[Stored data]
....

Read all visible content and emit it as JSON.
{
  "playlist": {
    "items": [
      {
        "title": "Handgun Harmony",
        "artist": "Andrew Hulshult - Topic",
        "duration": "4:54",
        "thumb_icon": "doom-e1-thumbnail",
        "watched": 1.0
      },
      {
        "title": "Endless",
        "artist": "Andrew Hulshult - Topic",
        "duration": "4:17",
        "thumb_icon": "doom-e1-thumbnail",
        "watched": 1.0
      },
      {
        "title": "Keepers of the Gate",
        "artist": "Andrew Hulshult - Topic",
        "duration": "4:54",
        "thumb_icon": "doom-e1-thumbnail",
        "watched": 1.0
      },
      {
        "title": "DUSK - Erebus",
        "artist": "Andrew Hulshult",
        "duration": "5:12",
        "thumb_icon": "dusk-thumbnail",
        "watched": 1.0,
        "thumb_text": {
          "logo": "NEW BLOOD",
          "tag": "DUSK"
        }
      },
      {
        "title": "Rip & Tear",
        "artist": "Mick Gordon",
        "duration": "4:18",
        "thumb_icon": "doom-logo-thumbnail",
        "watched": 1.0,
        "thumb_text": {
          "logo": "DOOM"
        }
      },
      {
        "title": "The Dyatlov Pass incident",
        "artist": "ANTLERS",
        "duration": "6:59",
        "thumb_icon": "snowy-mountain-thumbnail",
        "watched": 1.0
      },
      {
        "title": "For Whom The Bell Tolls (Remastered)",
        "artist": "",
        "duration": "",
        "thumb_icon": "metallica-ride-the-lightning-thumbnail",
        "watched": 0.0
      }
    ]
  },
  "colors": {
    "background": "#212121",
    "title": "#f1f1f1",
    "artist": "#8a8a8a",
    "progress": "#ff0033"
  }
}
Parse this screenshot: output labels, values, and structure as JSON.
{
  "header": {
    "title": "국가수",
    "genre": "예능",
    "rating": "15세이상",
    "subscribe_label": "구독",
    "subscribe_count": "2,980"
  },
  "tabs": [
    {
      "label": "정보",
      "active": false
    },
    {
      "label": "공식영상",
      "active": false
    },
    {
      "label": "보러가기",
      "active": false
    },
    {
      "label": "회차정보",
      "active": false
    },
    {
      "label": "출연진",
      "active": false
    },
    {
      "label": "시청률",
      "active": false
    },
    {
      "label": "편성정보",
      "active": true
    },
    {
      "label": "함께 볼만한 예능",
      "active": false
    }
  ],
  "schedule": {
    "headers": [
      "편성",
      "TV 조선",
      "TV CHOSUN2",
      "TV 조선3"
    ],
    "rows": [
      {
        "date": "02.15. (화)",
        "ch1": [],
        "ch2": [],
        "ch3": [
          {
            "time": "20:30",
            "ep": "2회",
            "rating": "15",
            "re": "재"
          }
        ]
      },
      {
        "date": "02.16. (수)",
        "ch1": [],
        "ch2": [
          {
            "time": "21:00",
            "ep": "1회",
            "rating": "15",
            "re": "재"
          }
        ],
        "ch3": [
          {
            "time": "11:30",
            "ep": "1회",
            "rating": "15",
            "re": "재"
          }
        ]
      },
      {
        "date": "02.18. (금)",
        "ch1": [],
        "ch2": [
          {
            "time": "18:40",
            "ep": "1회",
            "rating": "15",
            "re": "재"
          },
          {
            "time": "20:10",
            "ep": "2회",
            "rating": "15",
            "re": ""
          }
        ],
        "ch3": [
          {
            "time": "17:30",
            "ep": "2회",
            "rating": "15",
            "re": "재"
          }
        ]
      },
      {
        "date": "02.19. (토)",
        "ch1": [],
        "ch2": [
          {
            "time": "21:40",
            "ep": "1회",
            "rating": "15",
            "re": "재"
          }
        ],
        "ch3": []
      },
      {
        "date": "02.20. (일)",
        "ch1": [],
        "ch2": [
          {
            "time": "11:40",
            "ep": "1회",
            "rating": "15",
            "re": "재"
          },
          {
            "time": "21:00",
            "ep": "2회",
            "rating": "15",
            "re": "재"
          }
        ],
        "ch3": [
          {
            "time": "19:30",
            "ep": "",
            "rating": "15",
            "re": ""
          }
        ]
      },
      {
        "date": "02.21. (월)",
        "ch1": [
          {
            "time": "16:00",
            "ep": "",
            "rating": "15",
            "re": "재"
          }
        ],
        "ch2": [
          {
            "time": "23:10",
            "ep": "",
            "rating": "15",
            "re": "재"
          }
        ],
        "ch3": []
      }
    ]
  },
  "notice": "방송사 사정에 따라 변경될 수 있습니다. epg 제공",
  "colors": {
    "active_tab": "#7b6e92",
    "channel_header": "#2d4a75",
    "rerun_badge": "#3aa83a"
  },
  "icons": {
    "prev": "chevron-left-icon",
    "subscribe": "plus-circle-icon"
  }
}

....

Problem to solve – Send back every record, precisely as written.

Solution for this exercise –
Read all visible content and emit it as JSON.
{
  "playlist": {
    "items": [
      {
        "title": "Handgun Harmony",
        "artist": "Andrew Hulshult - Topic",
        "duration": "4:54",
        "thumb_icon": "doom-e1-thumbnail",
        "watched": 1.0
      },
      {
        "title": "Endless",
        "artist": "Andrew Hulshult - Topic",
        "duration": "4:17",
        "thumb_icon": "doom-e1-thumbnail",
        "watched": 1.0
      },
      {
        "title": "Keepers of the Gate",
        "artist": "Andrew Hulshult - Topic",
        "duration": "4:54",
        "thumb_icon": "doom-e1-thumbnail",
        "watched": 1.0
      },
      {
        "title": "DUSK - Erebus",
        "artist": "Andrew Hulshult",
        "duration": "5:12",
        "thumb_icon": "dusk-thumbnail",
        "watched": 1.0,
        "thumb_text": {
          "logo": "NEW BLOOD",
          "tag": "DUSK"
        }
      },
      {
        "title": "Rip & Tear",
        "artist": "Mick Gordon",
        "duration": "4:18",
        "thumb_icon": "doom-logo-thumbnail",
        "watched": 1.0,
        "thumb_text": {
          "logo": "DOOM"
        }
      },
      {
        "title": "The Dyatlov Pass incident",
        "artist": "ANTLERS",
        "duration": "6:59",
        "thumb_icon": "snowy-mountain-thumbnail",
        "watched": 1.0
      },
      {
        "title": "For Whom The Bell Tolls (Remastered)",
        "artist": "",
        "duration": "",
        "thumb_icon": "metallica-ride-the-lightning-thumbnail",
        "watched": 0.0
      }
    ]
  },
  "colors": {
    "background": "#212121",
    "title": "#f1f1f1",
    "artist": "#8a8a8a",
    "progress": "#ff0033"
  }
}
Parse this screenshot: output labels, values, and structure as JSON.
{
  "header": {
    "title": "국가수",
    "genre": "예능",
    "rating": "15세이상",
    "subscribe_label": "구독",
    "subscribe_count": "2,980"
  },
  "tabs": [
    {
      "label": "정보",
      "active": false
    },
    {
      "label": "공식영상",
      "active": false
    },
    {
      "label": "보러가기",
      "active": false
    },
    {
      "label": "회차정보",
      "active": false
    },
    {
      "label": "출연진",
      "active": false
    },
    {
      "label": "시청률",
      "active": false
    },
    {
      "label": "편성정보",
      "active": true
    },
    {
      "label": "함께 볼만한 예능",
      "active": false
    }
  ],
  "schedule": {
    "headers": [
      "편성",
      "TV 조선",
      "TV CHOSUN2",
      "TV 조선3"
    ],
    "rows": [
      {
        "date": "02.15. (화)",
        "ch1": [],
        "ch2": [],
        "ch3": [
          {
            "time": "20:30",
            "ep": "2회",
            "rating": "15",
            "re": "재"
          }
        ]
      },
      {
        "date": "02.16. (수)",
        "ch1": [],
        "ch2": [
          {
            "time": "21:00",
            "ep": "1회",
            "rating": "15",
            "re": "재"
          }
        ],
        "ch3": [
          {
            "time": "11:30",
            "ep": "1회",
            "rating": "15",
            "re": "재"
          }
        ]
      },
      {
        "date": "02.18. (금)",
        "ch1": [],
        "ch2": [
          {
            "time": "18:40",
            "ep": "1회",
            "rating": "15",
            "re": "재"
          },
          {
            "time": "20:10",
            "ep": "2회",
            "rating": "15",
            "re": ""
          }
        ],
        "ch3": [
          {
            "time": "17:30",
            "ep": "2회",
            "rating": "15",
            "re": "재"
          }
        ]
      },
      {
        "date": "02.19. (토)",
        "ch1": [],
        "ch2": [
          {
            "time": "21:40",
            "ep": "1회",
            "rating": "15",
            "re": "재"
          }
        ],
        "ch3": []
      },
      {
        "date": "02.20. (일)",
        "ch1": [],
        "ch2": [
          {
            "time": "11:40",
            "ep": "1회",
            "rating": "15",
            "re": "재"
          },
          {
            "time": "21:00",
            "ep": "2회",
            "rating": "15",
            "re": "재"
          }
        ],
        "ch3": [
          {
            "time": "19:30",
            "ep": "",
            "rating": "15",
            "re": ""
          }
        ]
      },
      {
        "date": "02.21. (월)",
        "ch1": [
          {
            "time": "16:00",
            "ep": "",
            "rating": "15",
            "re": "재"
          }
        ],
        "ch2": [
          {
            "time": "23:10",
            "ep": "",
            "rating": "15",
            "re": "재"
          }
        ],
        "ch3": []
      }
    ]
  },
  "notice": "방송사 사정에 따라 변경될 수 있습니다. epg 제공",
  "colors": {
    "active_tab": "#7b6e92",
    "channel_header": "#2d4a75",
    "rerun_badge": "#3aa83a"
  },
  "icons": {
    "prev": "chevron-left-icon",
    "subscribe": "plus-circle-icon"
  }
}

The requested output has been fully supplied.